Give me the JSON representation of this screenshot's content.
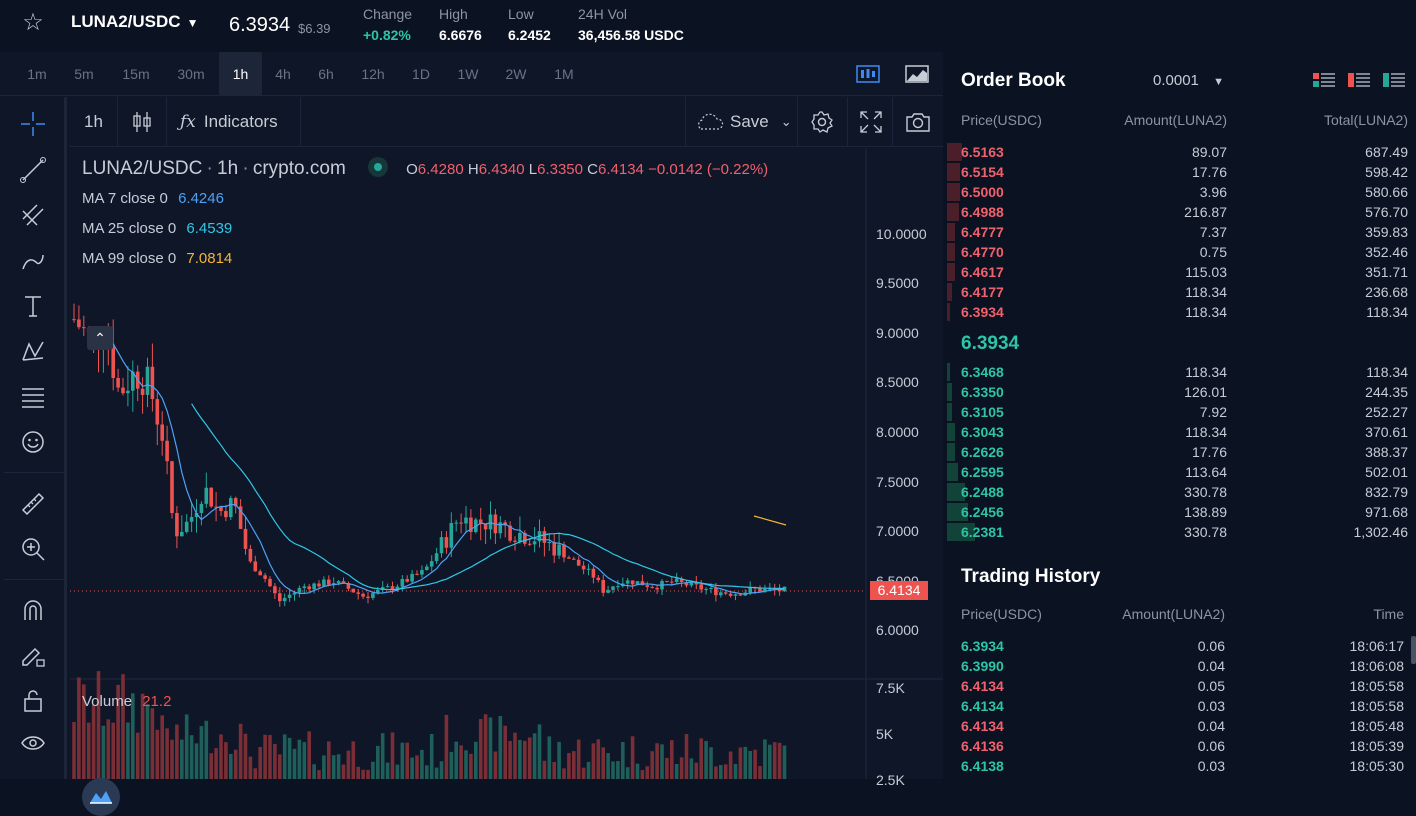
{
  "header": {
    "pair": "LUNA2/USDC",
    "last_price": "6.3934",
    "last_price_usd": "$6.39",
    "stats": [
      {
        "label": "Change",
        "value": "+0.82%",
        "up": true
      },
      {
        "label": "High",
        "value": "6.6676"
      },
      {
        "label": "Low",
        "value": "6.2452"
      },
      {
        "label": "24H Vol",
        "value": "36,456.58 USDC"
      }
    ]
  },
  "timeframes": [
    "1m",
    "5m",
    "15m",
    "30m",
    "1h",
    "4h",
    "6h",
    "12h",
    "1D",
    "1W",
    "2W",
    "1M"
  ],
  "active_timeframe": "1h",
  "chart_toolbar": {
    "interval": "1h",
    "indicators_label": "Indicators",
    "save_label": "Save"
  },
  "legend": {
    "symbol": "LUNA2/USDC",
    "sep1": "·",
    "interval": "1h",
    "sep2": "·",
    "exchange": "crypto.com",
    "o_label": "O",
    "o": "6.4280",
    "h_label": "H",
    "h": "6.4340",
    "l_label": "L",
    "l": "6.3350",
    "c_label": "C",
    "c": "6.4134",
    "change": "−0.0142 (−0.22%)"
  },
  "ma": [
    {
      "label": "MA 7 close 0",
      "value": "6.4246",
      "color": "#4ea1f5"
    },
    {
      "label": "MA 25 close 0",
      "value": "6.4539",
      "color": "#31c7e6"
    },
    {
      "label": "MA 99 close 0",
      "value": "7.0814",
      "color": "#f5b531"
    }
  ],
  "volume_legend": {
    "label": "Volume",
    "value": "21.2"
  },
  "price_axis": [
    "10.0000",
    "9.5000",
    "9.0000",
    "8.5000",
    "8.0000",
    "7.5000",
    "7.0000",
    "6.5000",
    "6.0000"
  ],
  "volume_axis": [
    "7.5K",
    "5K",
    "2.5K"
  ],
  "current_price_tag": "6.4134",
  "colors": {
    "up": "#26a69a",
    "down": "#ef5350",
    "accent": "#3b8bf2",
    "teal": "#2ec4a5"
  },
  "order_book": {
    "title": "Order Book",
    "precision": "0.0001",
    "headers": {
      "price": "Price(USDC)",
      "amount": "Amount(LUNA2)",
      "total": "Total(LUNA2)"
    },
    "asks": [
      {
        "price": "6.5163",
        "amount": "89.07",
        "total": "687.49",
        "depth": 0.53
      },
      {
        "price": "6.5154",
        "amount": "17.76",
        "total": "598.42",
        "depth": 0.46
      },
      {
        "price": "6.5000",
        "amount": "3.96",
        "total": "580.66",
        "depth": 0.45
      },
      {
        "price": "6.4988",
        "amount": "216.87",
        "total": "576.70",
        "depth": 0.44
      },
      {
        "price": "6.4777",
        "amount": "7.37",
        "total": "359.83",
        "depth": 0.28
      },
      {
        "price": "6.4770",
        "amount": "0.75",
        "total": "352.46",
        "depth": 0.27
      },
      {
        "price": "6.4617",
        "amount": "115.03",
        "total": "351.71",
        "depth": 0.27
      },
      {
        "price": "6.4177",
        "amount": "118.34",
        "total": "236.68",
        "depth": 0.18
      },
      {
        "price": "6.3934",
        "amount": "118.34",
        "total": "118.34",
        "depth": 0.09
      }
    ],
    "mid_price": "6.3934",
    "bids": [
      {
        "price": "6.3468",
        "amount": "118.34",
        "total": "118.34",
        "depth": 0.09
      },
      {
        "price": "6.3350",
        "amount": "126.01",
        "total": "244.35",
        "depth": 0.19
      },
      {
        "price": "6.3105",
        "amount": "7.92",
        "total": "252.27",
        "depth": 0.19
      },
      {
        "price": "6.3043",
        "amount": "118.34",
        "total": "370.61",
        "depth": 0.28
      },
      {
        "price": "6.2626",
        "amount": "17.76",
        "total": "388.37",
        "depth": 0.3
      },
      {
        "price": "6.2595",
        "amount": "113.64",
        "total": "502.01",
        "depth": 0.39
      },
      {
        "price": "6.2488",
        "amount": "330.78",
        "total": "832.79",
        "depth": 0.64
      },
      {
        "price": "6.2456",
        "amount": "138.89",
        "total": "971.68",
        "depth": 0.75
      },
      {
        "price": "6.2381",
        "amount": "330.78",
        "total": "1,302.46",
        "depth": 1.0
      }
    ]
  },
  "trading_history": {
    "title": "Trading History",
    "headers": {
      "price": "Price(USDC)",
      "amount": "Amount(LUNA2)",
      "time": "Time"
    },
    "rows": [
      {
        "price": "6.3934",
        "amount": "0.06",
        "time": "18:06:17",
        "side": "buy"
      },
      {
        "price": "6.3990",
        "amount": "0.04",
        "time": "18:06:08",
        "side": "buy"
      },
      {
        "price": "6.4134",
        "amount": "0.05",
        "time": "18:05:58",
        "side": "sell"
      },
      {
        "price": "6.4134",
        "amount": "0.03",
        "time": "18:05:58",
        "side": "buy"
      },
      {
        "price": "6.4134",
        "amount": "0.04",
        "time": "18:05:48",
        "side": "sell"
      },
      {
        "price": "6.4136",
        "amount": "0.06",
        "time": "18:05:39",
        "side": "sell"
      },
      {
        "price": "6.4138",
        "amount": "0.03",
        "time": "18:05:30",
        "side": "buy"
      }
    ]
  }
}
-.-.-
- What is required: In the entries above, find lines with "value" and copy each.

- Worked answer:
        "value": "+0.82%",
        "value": "6.6676"
        "value": "6.2452"
        "value": "36,456.58 USDC"
      "value": "6.4246",
      "value": "6.4539",
      "value": "7.0814",
    "value": "21.2"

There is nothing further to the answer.